• SET EXERCISE: Every record below should be printed exactly as given.

(Data records)

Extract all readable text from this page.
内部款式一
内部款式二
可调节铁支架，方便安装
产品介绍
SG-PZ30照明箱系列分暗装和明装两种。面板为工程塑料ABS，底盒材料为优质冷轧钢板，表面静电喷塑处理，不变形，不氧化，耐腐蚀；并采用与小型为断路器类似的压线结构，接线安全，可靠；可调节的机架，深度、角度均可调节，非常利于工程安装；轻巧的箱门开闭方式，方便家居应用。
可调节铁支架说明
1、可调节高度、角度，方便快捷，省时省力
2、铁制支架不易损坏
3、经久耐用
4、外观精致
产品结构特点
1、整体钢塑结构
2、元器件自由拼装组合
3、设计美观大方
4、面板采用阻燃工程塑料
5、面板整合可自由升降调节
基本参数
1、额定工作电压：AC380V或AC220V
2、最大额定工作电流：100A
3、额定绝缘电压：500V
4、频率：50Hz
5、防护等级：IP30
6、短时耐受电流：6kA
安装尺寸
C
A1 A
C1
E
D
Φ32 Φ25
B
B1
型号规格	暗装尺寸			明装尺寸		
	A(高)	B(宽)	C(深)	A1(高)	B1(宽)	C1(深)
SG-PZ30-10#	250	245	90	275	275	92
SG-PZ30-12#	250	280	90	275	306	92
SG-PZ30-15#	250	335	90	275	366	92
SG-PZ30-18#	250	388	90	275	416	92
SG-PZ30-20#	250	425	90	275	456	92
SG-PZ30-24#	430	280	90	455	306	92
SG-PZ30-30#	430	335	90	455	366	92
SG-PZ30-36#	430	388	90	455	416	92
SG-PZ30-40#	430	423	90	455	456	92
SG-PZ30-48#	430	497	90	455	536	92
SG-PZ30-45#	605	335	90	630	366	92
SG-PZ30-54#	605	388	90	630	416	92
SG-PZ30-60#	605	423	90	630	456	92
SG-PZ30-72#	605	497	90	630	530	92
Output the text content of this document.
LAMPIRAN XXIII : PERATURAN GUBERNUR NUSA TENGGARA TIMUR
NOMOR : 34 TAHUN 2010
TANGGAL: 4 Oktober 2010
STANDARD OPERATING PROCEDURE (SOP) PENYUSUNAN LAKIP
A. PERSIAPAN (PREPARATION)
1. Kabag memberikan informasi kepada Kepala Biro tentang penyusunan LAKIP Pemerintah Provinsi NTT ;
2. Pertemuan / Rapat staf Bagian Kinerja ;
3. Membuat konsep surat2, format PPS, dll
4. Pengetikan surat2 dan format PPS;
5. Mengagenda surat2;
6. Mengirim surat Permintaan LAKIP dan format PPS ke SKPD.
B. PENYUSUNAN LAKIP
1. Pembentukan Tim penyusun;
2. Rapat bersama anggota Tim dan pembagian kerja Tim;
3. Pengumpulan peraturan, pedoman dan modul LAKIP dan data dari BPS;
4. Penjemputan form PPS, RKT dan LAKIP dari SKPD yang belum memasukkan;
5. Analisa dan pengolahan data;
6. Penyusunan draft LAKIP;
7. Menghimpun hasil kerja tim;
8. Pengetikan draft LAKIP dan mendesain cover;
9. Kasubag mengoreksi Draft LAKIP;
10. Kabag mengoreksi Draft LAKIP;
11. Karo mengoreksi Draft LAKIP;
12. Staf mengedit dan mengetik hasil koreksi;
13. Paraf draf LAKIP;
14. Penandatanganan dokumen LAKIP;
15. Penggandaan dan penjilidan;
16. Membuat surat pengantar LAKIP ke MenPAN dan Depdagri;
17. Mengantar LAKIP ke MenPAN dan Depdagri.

• IN RESPONSE:
Extract all readable text from this page.
内部款式一
内部款式二
可调节铁支架，方便安装
产品介绍
SG-PZ30照明箱系列分暗装和明装两种。面板为工程塑料ABS，底盒材料为优质冷轧钢板，表面静电喷塑处理，不变形，不氧化，耐腐蚀；并采用与小型为断路器类似的压线结构，接线安全，可靠；可调节的机架，深度、角度均可调节，非常利于工程安装；轻巧的箱门开闭方式，方便家居应用。
可调节铁支架说明
1、可调节高度、角度，方便快捷，省时省力
2、铁制支架不易损坏
3、经久耐用
4、外观精致
产品结构特点
1、整体钢塑结构
2、元器件自由拼装组合
3、设计美观大方
4、面板采用阻燃工程塑料
5、面板整合可自由升降调节
基本参数
1、额定工作电压：AC380V或AC220V
2、最大额定工作电流：100A
3、额定绝缘电压：500V
4、频率：50Hz
5、防护等级：IP30
6、短时耐受电流：6kA
安装尺寸
C
A1 A
C1
E
D
Φ32 Φ25
B
B1
型号规格	暗装尺寸			明装尺寸		
	A(高)	B(宽)	C(深)	A1(高)	B1(宽)	C1(深)
SG-PZ30-10#	250	245	90	275	275	92
SG-PZ30-12#	250	280	90	275	306	92
SG-PZ30-15#	250	335	90	275	366	92
SG-PZ30-18#	250	388	90	275	416	92
SG-PZ30-20#	250	425	90	275	456	92
SG-PZ30-24#	430	280	90	455	306	92
SG-PZ30-30#	430	335	90	455	366	92
SG-PZ30-36#	430	388	90	455	416	92
SG-PZ30-40#	430	423	90	455	456	92
SG-PZ30-48#	430	497	90	455	536	92
SG-PZ30-45#	605	335	90	630	366	92
SG-PZ30-54#	605	388	90	630	416	92
SG-PZ30-60#	605	423	90	630	456	92
SG-PZ30-72#	605	497	90	630	530	92
Output the text content of this document.
LAMPIRAN XXIII : PERATURAN GUBERNUR NUSA TENGGARA TIMUR
NOMOR : 34 TAHUN 2010
TANGGAL: 4 Oktober 2010
STANDARD OPERATING PROCEDURE (SOP) PENYUSUNAN LAKIP
A. PERSIAPAN (PREPARATION)
1. Kabag memberikan informasi kepada Kepala Biro tentang penyusunan LAKIP Pemerintah Provinsi NTT ;
2. Pertemuan / Rapat staf Bagian Kinerja ;
3. Membuat konsep surat2, format PPS, dll
4. Pengetikan surat2 dan format PPS;
5. Mengagenda surat2;
6. Mengirim surat Permintaan LAKIP dan format PPS ke SKPD.
B. PENYUSUNAN LAKIP
1. Pembentukan Tim penyusun;
2. Rapat bersama anggota Tim dan pembagian kerja Tim;
3. Pengumpulan peraturan, pedoman dan modul LAKIP dan data dari BPS;
4. Penjemputan form PPS, RKT dan LAKIP dari SKPD yang belum memasukkan;
5. Analisa dan pengolahan data;
6. Penyusunan draft LAKIP;
7. Menghimpun hasil kerja tim;
8. Pengetikan draft LAKIP dan mendesain cover;
9. Kasubag mengoreksi Draft LAKIP;
10. Kabag mengoreksi Draft LAKIP;
11. Karo mengoreksi Draft LAKIP;
12. Staf mengedit dan mengetik hasil koreksi;
13. Paraf draf LAKIP;
14. Penandatanganan dokumen LAKIP;
15. Penggandaan dan penjilidan;
16. Membuat surat pengantar LAKIP ke MenPAN dan Depdagri;
17. Mengantar LAKIP ke MenPAN dan Depdagri.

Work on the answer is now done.